GIVEN EXERCISE: Reproduce every line of the listing as written, apart from the pictures.

INPUT MATERIAL:
┌────────
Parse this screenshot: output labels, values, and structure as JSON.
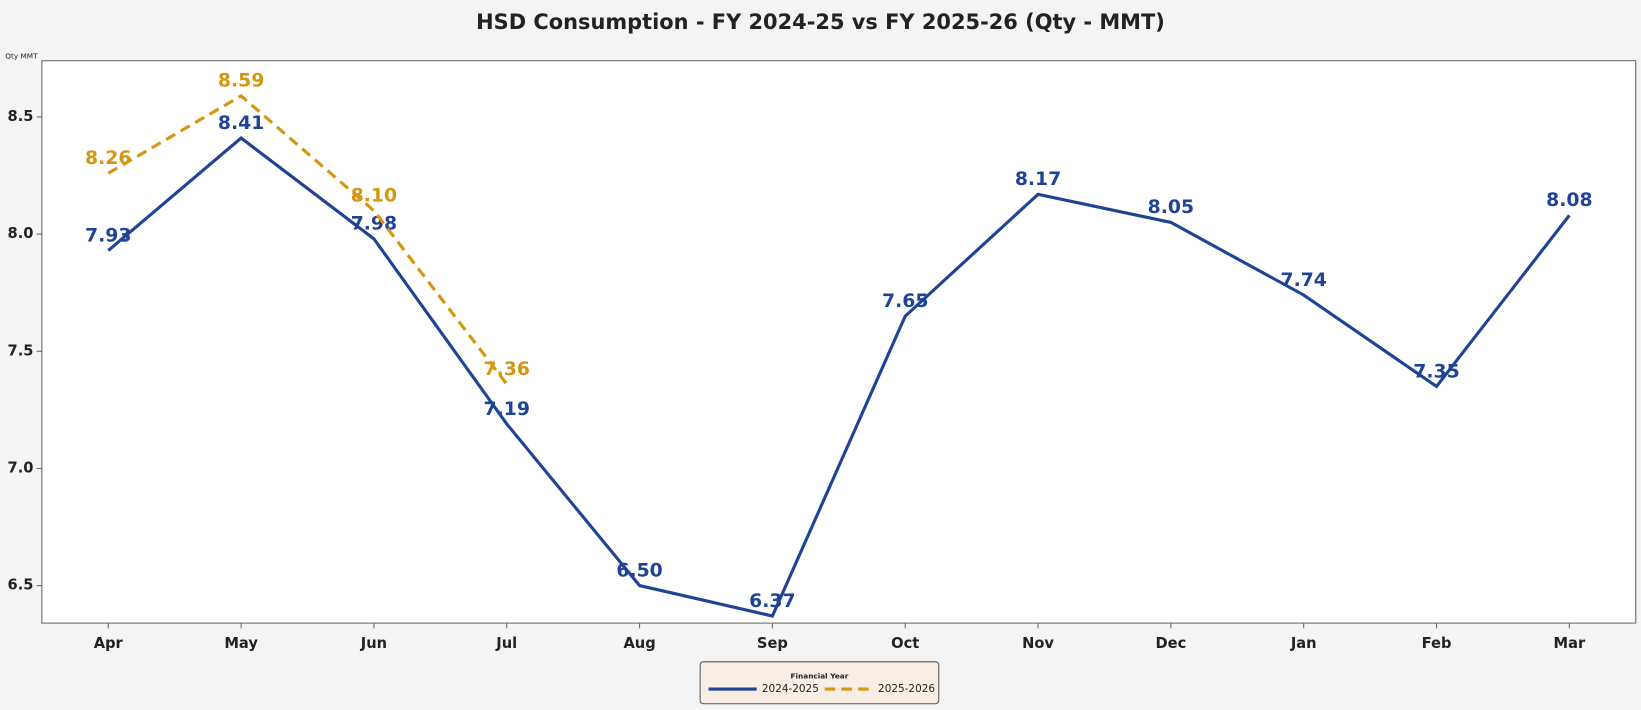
{
  "chart_data": {
    "type": "line",
    "title": "HSD Consumption - FY 2024-25 vs FY 2025-26 (Qty - MMT)",
    "y_label": "Qty MMT",
    "legend_title": "Financial Year",
    "categories": [
      "Apr",
      "May",
      "Jun",
      "Jul",
      "Aug",
      "Sep",
      "Oct",
      "Nov",
      "Dec",
      "Jan",
      "Feb",
      "Mar"
    ],
    "series": [
      {
        "name": "2024-2025",
        "color": "#1f4496",
        "dash": false,
        "values": [
          7.93,
          8.41,
          7.98,
          7.19,
          6.5,
          6.37,
          7.65,
          8.17,
          8.05,
          7.74,
          7.35,
          8.08
        ],
        "value_labels": [
          "7.93",
          "8.41",
          "7.98",
          "7.19",
          "6.50",
          "6.37",
          "7.65",
          "8.17",
          "8.05",
          "7.74",
          "7.35",
          "8.08"
        ]
      },
      {
        "name": "2025-2026",
        "color": "#d6960f",
        "dash": true,
        "values": [
          8.26,
          8.59,
          8.1,
          7.36,
          null,
          null,
          null,
          null,
          null,
          null,
          null,
          null
        ],
        "value_labels": [
          "8.26",
          "8.59",
          "8.10",
          "7.36",
          null,
          null,
          null,
          null,
          null,
          null,
          null,
          null
        ]
      }
    ],
    "ylim": [
      6.34,
      8.74
    ],
    "yticks": [
      6.5,
      {
        "value": 7,
        "label": "7.0"
      },
      7.5,
      {
        "value": 8,
        "label": "8.0"
      },
      8.5
    ],
    "grid": false,
    "legend": "bottom"
  }
}
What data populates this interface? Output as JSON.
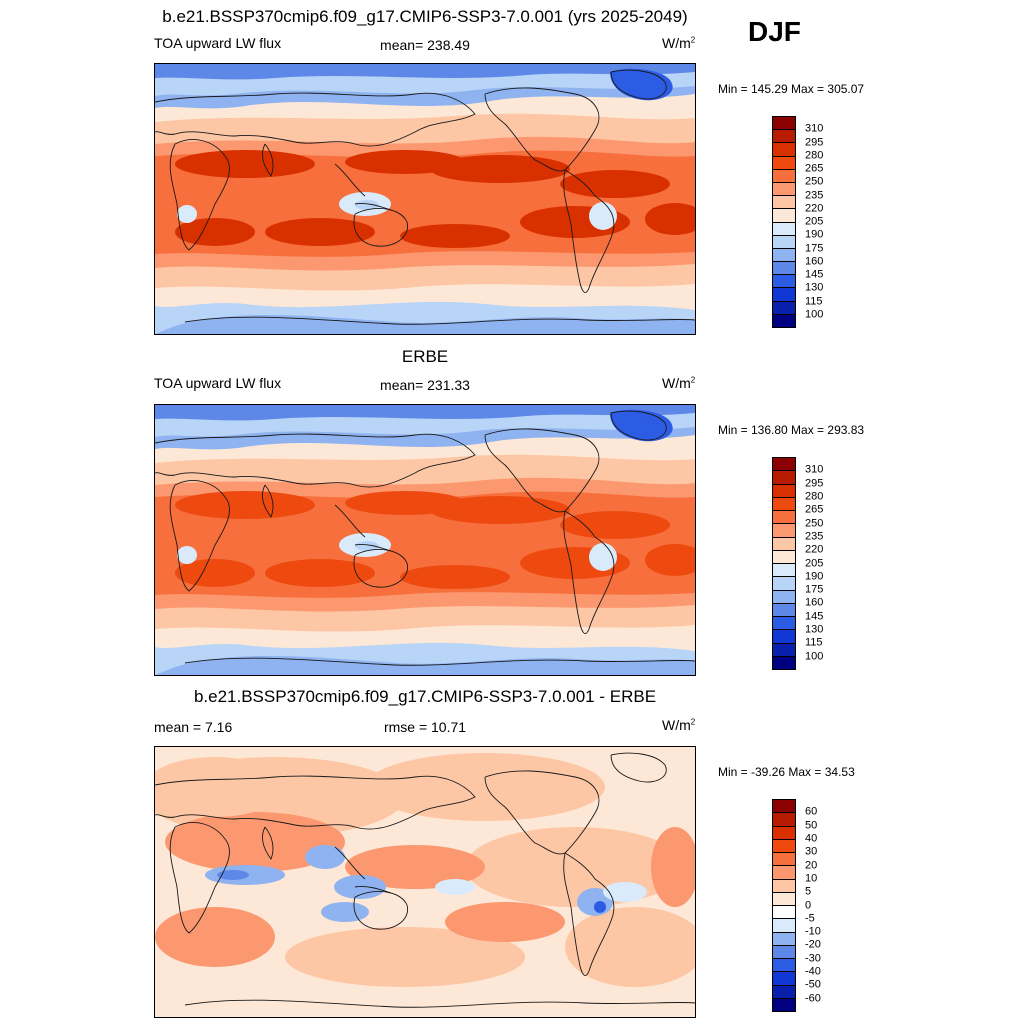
{
  "figure": {
    "season": "DJF",
    "panels": [
      {
        "title": "b.e21.BSSP370cmip6.f09_g17.CMIP6-SSP3-7.0.001 (yrs 2025-2049)",
        "left_label": "TOA upward LW flux",
        "center_label": "mean= 238.49",
        "units_base": "W/m",
        "units_exp": "2",
        "minmax": "Min = 145.29 Max = 305.07",
        "colorbar_labels": [
          "310",
          "295",
          "280",
          "265",
          "250",
          "235",
          "220",
          "205",
          "190",
          "175",
          "160",
          "145",
          "130",
          "115",
          "100"
        ],
        "colorbar_colors": [
          "#8b0000",
          "#b81c00",
          "#d93000",
          "#ee4a10",
          "#f76f3c",
          "#fb9870",
          "#fdc6a4",
          "#fde8d7",
          "#d9ebfb",
          "#b8d4f7",
          "#8fb3f0",
          "#5e88e8",
          "#2d5ce4",
          "#1238d4",
          "#0820ac",
          "#000080"
        ],
        "field": "lw"
      },
      {
        "title": "ERBE",
        "left_label": "TOA upward LW flux",
        "center_label": "mean= 231.33",
        "units_base": "W/m",
        "units_exp": "2",
        "minmax": "Min = 136.80 Max = 293.83",
        "colorbar_labels": [
          "310",
          "295",
          "280",
          "265",
          "250",
          "235",
          "220",
          "205",
          "190",
          "175",
          "160",
          "145",
          "130",
          "115",
          "100"
        ],
        "colorbar_colors": [
          "#8b0000",
          "#b81c00",
          "#d93000",
          "#ee4a10",
          "#f76f3c",
          "#fb9870",
          "#fdc6a4",
          "#fde8d7",
          "#d9ebfb",
          "#b8d4f7",
          "#8fb3f0",
          "#5e88e8",
          "#2d5ce4",
          "#1238d4",
          "#0820ac",
          "#000080"
        ],
        "field": "lw2"
      },
      {
        "title": "b.e21.BSSP370cmip6.f09_g17.CMIP6-SSP3-7.0.001 - ERBE",
        "left_label": "mean =   7.16",
        "center_label": "rmse =  10.71",
        "units_base": "W/m",
        "units_exp": "2",
        "minmax": "Min = -39.26 Max =  34.53",
        "colorbar_labels": [
          "60",
          "50",
          "40",
          "30",
          "20",
          "10",
          "5",
          "0",
          "-5",
          "-10",
          "-20",
          "-30",
          "-40",
          "-50",
          "-60"
        ],
        "colorbar_colors": [
          "#8b0000",
          "#b81c00",
          "#d93000",
          "#ee4a10",
          "#f76f3c",
          "#fb9870",
          "#fdc6a4",
          "#fde8d7",
          "#ffffff",
          "#d9ebfb",
          "#8fb3f0",
          "#5e88e8",
          "#2d5ce4",
          "#1238d4",
          "#0820ac",
          "#000080"
        ],
        "field": "diff"
      }
    ]
  }
}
└────────
ANSWER TO THIS PROBLEM:
Parse this screenshot: output labels, values, and structure as JSON.
{
  "chart_data": {
    "type": "line",
    "title": "HSD Consumption - FY 2024-25 vs FY 2025-26 (Qty - MMT)",
    "y_label": "Qty MMT",
    "legend_title": "Financial Year",
    "categories": [
      "Apr",
      "May",
      "Jun",
      "Jul",
      "Aug",
      "Sep",
      "Oct",
      "Nov",
      "Dec",
      "Jan",
      "Feb",
      "Mar"
    ],
    "series": [
      {
        "name": "2024-2025",
        "color": "#1f4496",
        "dash": false,
        "values": [
          7.93,
          8.41,
          7.98,
          7.19,
          6.5,
          6.37,
          7.65,
          8.17,
          8.05,
          7.74,
          7.35,
          8.08
        ],
        "value_labels": [
          "7.93",
          "8.41",
          "7.98",
          "7.19",
          "6.50",
          "6.37",
          "7.65",
          "8.17",
          "8.05",
          "7.74",
          "7.35",
          "8.08"
        ]
      },
      {
        "name": "2025-2026",
        "color": "#d6960f",
        "dash": true,
        "values": [
          8.26,
          8.59,
          8.1,
          7.36,
          null,
          null,
          null,
          null,
          null,
          null,
          null,
          null
        ],
        "value_labels": [
          "8.26",
          "8.59",
          "8.10",
          "7.36",
          null,
          null,
          null,
          null,
          null,
          null,
          null,
          null
        ]
      }
    ],
    "ylim": [
      6.34,
      8.74
    ],
    "yticks": [
      6.5,
      {
        "value": 7,
        "label": "7.0"
      },
      7.5,
      {
        "value": 8,
        "label": "8.0"
      },
      8.5
    ],
    "grid": false,
    "legend": "bottom"
  }
}
What data populates this interface? Output as JSON.
{
  "figure": {
    "season": "DJF",
    "panels": [
      {
        "title": "b.e21.BSSP370cmip6.f09_g17.CMIP6-SSP3-7.0.001 (yrs 2025-2049)",
        "left_label": "TOA upward LW flux",
        "center_label": "mean= 238.49",
        "units_base": "W/m",
        "units_exp": "2",
        "minmax": "Min = 145.29 Max = 305.07",
        "colorbar_labels": [
          "310",
          "295",
          "280",
          "265",
          "250",
          "235",
          "220",
          "205",
          "190",
          "175",
          "160",
          "145",
          "130",
          "115",
          "100"
        ],
        "colorbar_colors": [
          "#8b0000",
          "#b81c00",
          "#d93000",
          "#ee4a10",
          "#f76f3c",
          "#fb9870",
          "#fdc6a4",
          "#fde8d7",
          "#d9ebfb",
          "#b8d4f7",
          "#8fb3f0",
          "#5e88e8",
          "#2d5ce4",
          "#1238d4",
          "#0820ac",
          "#000080"
        ],
        "field": "lw"
      },
      {
        "title": "ERBE",
        "left_label": "TOA upward LW flux",
        "center_label": "mean= 231.33",
        "units_base": "W/m",
        "units_exp": "2",
        "minmax": "Min = 136.80 Max = 293.83",
        "colorbar_labels": [
          "310",
          "295",
          "280",
          "265",
          "250",
          "235",
          "220",
          "205",
          "190",
          "175",
          "160",
          "145",
          "130",
          "115",
          "100"
        ],
        "colorbar_colors": [
          "#8b0000",
          "#b81c00",
          "#d93000",
          "#ee4a10",
          "#f76f3c",
          "#fb9870",
          "#fdc6a4",
          "#fde8d7",
          "#d9ebfb",
          "#b8d4f7",
          "#8fb3f0",
          "#5e88e8",
          "#2d5ce4",
          "#1238d4",
          "#0820ac",
          "#000080"
        ],
        "field": "lw2"
      },
      {
        "title": "b.e21.BSSP370cmip6.f09_g17.CMIP6-SSP3-7.0.001 - ERBE",
        "left_label": "mean =   7.16",
        "center_label": "rmse =  10.71",
        "units_base": "W/m",
        "units_exp": "2",
        "minmax": "Min = -39.26 Max =  34.53",
        "colorbar_labels": [
          "60",
          "50",
          "40",
          "30",
          "20",
          "10",
          "5",
          "0",
          "-5",
          "-10",
          "-20",
          "-30",
          "-40",
          "-50",
          "-60"
        ],
        "colorbar_colors": [
          "#8b0000",
          "#b81c00",
          "#d93000",
          "#ee4a10",
          "#f76f3c",
          "#fb9870",
          "#fdc6a4",
          "#fde8d7",
          "#ffffff",
          "#d9ebfb",
          "#8fb3f0",
          "#5e88e8",
          "#2d5ce4",
          "#1238d4",
          "#0820ac",
          "#000080"
        ],
        "field": "diff"
      }
    ]
  }
}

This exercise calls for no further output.